-------- Record extracts
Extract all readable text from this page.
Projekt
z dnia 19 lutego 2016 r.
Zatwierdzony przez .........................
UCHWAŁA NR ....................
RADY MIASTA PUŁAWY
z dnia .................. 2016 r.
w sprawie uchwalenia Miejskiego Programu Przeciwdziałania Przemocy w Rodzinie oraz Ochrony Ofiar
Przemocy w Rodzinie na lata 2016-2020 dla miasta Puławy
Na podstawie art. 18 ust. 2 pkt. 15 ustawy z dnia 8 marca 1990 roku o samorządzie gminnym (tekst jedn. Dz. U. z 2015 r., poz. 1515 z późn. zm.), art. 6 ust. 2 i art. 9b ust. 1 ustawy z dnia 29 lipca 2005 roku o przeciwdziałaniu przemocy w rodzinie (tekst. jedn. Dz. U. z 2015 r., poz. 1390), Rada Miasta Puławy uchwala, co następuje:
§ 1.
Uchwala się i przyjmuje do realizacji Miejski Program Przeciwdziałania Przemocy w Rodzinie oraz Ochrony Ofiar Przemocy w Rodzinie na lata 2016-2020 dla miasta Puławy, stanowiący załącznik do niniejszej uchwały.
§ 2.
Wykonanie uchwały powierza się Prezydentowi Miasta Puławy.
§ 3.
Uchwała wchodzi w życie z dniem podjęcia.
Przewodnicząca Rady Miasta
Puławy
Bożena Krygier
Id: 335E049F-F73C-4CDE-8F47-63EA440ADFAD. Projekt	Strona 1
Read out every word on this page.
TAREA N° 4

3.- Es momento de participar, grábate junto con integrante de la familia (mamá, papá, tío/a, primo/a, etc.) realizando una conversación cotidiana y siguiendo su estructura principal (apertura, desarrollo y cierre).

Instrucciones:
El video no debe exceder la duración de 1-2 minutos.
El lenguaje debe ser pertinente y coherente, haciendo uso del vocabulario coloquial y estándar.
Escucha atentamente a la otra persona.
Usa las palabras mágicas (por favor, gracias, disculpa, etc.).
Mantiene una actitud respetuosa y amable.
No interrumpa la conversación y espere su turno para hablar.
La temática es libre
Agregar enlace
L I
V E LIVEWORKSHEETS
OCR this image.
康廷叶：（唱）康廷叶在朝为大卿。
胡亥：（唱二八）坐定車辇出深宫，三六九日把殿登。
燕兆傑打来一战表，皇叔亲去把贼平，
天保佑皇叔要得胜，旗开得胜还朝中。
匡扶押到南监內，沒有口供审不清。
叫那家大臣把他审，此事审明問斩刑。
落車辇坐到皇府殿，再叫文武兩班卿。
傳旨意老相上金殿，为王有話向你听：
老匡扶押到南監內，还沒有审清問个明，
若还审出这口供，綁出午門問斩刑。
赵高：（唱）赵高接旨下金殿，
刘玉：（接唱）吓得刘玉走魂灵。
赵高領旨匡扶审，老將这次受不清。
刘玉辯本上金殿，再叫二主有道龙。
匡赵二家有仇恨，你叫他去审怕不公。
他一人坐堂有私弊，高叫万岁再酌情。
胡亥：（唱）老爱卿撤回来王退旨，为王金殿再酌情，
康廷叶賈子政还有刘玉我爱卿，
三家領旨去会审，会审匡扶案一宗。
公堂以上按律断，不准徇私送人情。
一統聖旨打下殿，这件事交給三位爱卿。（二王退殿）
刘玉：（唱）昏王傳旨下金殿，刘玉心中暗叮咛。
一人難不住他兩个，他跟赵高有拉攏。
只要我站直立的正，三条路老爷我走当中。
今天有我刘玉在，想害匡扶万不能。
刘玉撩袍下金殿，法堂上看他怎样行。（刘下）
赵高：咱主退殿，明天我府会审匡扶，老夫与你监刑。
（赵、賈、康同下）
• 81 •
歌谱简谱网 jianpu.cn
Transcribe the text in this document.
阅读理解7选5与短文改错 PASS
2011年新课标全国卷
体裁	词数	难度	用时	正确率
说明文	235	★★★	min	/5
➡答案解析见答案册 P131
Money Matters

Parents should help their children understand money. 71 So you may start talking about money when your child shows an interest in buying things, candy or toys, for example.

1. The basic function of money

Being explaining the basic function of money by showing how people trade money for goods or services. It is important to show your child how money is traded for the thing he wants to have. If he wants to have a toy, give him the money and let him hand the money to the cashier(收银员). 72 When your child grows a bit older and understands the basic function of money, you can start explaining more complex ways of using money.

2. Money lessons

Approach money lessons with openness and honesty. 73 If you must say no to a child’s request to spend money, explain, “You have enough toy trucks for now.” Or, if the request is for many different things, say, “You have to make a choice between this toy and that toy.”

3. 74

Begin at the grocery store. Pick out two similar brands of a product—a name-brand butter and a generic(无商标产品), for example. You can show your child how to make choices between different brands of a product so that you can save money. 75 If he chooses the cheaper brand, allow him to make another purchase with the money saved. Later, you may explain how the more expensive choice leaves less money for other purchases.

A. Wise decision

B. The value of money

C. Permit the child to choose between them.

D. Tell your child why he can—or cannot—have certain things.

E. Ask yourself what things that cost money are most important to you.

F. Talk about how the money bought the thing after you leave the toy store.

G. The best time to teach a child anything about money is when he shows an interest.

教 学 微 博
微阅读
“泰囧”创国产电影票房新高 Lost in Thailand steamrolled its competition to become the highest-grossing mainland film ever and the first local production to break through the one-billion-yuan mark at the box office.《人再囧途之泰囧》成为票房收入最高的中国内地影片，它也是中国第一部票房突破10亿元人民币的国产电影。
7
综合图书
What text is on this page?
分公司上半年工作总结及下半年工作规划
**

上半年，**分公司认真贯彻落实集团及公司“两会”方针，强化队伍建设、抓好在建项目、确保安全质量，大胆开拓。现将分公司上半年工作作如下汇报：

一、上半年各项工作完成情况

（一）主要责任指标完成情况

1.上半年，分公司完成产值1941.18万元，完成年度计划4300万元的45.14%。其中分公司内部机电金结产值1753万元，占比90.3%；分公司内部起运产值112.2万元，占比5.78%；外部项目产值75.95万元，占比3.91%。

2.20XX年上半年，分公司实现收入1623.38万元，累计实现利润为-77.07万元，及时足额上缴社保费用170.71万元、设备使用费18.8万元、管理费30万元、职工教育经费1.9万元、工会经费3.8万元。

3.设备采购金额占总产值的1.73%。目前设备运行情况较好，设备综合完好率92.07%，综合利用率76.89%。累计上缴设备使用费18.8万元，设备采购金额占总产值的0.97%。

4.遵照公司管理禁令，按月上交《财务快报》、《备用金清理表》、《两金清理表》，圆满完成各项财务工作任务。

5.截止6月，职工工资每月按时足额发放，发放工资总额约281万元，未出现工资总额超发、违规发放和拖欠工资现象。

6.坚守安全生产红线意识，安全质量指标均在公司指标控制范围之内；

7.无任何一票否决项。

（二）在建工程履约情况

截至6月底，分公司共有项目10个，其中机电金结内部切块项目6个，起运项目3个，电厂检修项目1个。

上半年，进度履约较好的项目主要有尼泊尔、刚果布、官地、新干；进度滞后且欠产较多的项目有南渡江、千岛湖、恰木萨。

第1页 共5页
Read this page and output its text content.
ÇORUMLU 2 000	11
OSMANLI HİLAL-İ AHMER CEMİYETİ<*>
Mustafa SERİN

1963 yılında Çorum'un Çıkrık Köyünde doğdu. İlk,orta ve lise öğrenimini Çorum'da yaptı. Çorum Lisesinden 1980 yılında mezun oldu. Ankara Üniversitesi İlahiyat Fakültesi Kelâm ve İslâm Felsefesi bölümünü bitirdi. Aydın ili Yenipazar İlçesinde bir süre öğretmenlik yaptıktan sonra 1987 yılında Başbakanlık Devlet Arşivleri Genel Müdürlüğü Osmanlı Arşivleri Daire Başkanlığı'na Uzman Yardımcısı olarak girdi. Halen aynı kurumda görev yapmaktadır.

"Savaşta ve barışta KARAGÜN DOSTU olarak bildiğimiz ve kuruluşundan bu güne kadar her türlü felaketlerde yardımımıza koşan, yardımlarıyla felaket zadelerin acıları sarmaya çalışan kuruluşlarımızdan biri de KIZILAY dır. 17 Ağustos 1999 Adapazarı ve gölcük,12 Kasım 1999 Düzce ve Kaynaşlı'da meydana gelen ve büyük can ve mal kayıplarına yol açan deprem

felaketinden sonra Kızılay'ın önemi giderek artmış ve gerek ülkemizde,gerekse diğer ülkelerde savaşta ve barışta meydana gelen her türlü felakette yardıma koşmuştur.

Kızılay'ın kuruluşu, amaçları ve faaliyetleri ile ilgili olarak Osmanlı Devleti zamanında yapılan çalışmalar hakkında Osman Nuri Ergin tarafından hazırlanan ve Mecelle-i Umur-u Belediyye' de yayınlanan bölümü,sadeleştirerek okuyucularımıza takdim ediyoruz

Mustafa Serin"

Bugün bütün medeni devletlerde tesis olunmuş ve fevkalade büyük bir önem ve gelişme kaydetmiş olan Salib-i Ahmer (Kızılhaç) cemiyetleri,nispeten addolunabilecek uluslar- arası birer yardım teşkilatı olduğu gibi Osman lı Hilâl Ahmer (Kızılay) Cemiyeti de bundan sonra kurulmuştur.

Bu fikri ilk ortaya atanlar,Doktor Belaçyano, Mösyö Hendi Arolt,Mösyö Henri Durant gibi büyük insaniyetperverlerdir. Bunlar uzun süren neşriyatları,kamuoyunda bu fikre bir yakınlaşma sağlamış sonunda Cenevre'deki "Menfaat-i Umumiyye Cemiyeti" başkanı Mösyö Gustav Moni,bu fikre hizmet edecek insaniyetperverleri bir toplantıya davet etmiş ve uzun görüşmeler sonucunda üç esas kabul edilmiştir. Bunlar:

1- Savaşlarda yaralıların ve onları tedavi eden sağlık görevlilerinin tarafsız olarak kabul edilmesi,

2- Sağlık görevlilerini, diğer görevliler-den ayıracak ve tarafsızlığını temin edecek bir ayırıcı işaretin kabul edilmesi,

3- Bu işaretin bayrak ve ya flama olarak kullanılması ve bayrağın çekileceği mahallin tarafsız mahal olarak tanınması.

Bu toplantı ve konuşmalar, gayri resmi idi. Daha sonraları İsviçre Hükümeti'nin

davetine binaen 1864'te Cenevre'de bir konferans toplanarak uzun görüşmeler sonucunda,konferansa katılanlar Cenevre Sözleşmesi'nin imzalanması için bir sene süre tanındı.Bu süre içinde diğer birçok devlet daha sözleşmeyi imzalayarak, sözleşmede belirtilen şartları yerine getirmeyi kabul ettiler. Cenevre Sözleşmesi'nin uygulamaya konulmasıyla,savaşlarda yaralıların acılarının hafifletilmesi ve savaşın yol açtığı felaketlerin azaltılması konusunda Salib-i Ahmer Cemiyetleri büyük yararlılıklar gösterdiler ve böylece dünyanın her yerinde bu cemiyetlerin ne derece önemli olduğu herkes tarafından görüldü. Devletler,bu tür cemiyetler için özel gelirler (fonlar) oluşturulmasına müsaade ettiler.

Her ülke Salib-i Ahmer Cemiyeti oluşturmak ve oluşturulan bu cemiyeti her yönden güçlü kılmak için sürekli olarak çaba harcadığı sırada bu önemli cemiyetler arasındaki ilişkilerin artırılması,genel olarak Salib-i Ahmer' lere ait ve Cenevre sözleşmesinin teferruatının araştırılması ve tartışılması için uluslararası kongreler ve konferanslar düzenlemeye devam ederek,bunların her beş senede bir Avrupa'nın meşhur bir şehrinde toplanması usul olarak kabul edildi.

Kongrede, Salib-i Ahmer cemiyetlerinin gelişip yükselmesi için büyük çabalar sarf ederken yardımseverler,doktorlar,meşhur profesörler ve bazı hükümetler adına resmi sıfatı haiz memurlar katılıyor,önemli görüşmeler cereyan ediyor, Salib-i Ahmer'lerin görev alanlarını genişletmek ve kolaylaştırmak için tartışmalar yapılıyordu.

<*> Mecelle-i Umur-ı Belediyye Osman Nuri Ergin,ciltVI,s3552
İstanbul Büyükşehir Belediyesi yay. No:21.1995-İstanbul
----------------
▸ Exercise task
Using the listing above, show each line holding the string "gibi".

▸ Written response
Bugün bütün medeni devletlerde tesis olunmuş ve fevkalade büyük bir önem ve gelişme kaydetmiş olan Salib-i Ahmer (Kızılhaç) cemiyetleri,nispeten addolunabilecek uluslar- arası birer yardım teşkilatı olduğu gibi Osman lı Hilâl Ahmer (Kızılay) Cemiyeti de bundan sonra kurulmuştur.
Bu fikri ilk ortaya atanlar,Doktor Belaçyano, Mösyö Hendi Arolt,Mösyö Henri Durant gibi büyük insaniyetperverlerdir. Bunlar uzun süren neşriyatları,kamuoyunda bu fikre bir yakınlaşma sağlamış sonunda Cenevre'deki "Menfaat-i Umumiyye Cemiyeti" başkanı Mösyö Gustav Moni,bu fikre hizmet edecek insaniyetperverleri bir toplantıya davet etmiş ve uzun görüşmeler sonucunda üç esas kabul edilmiştir. Bunlar:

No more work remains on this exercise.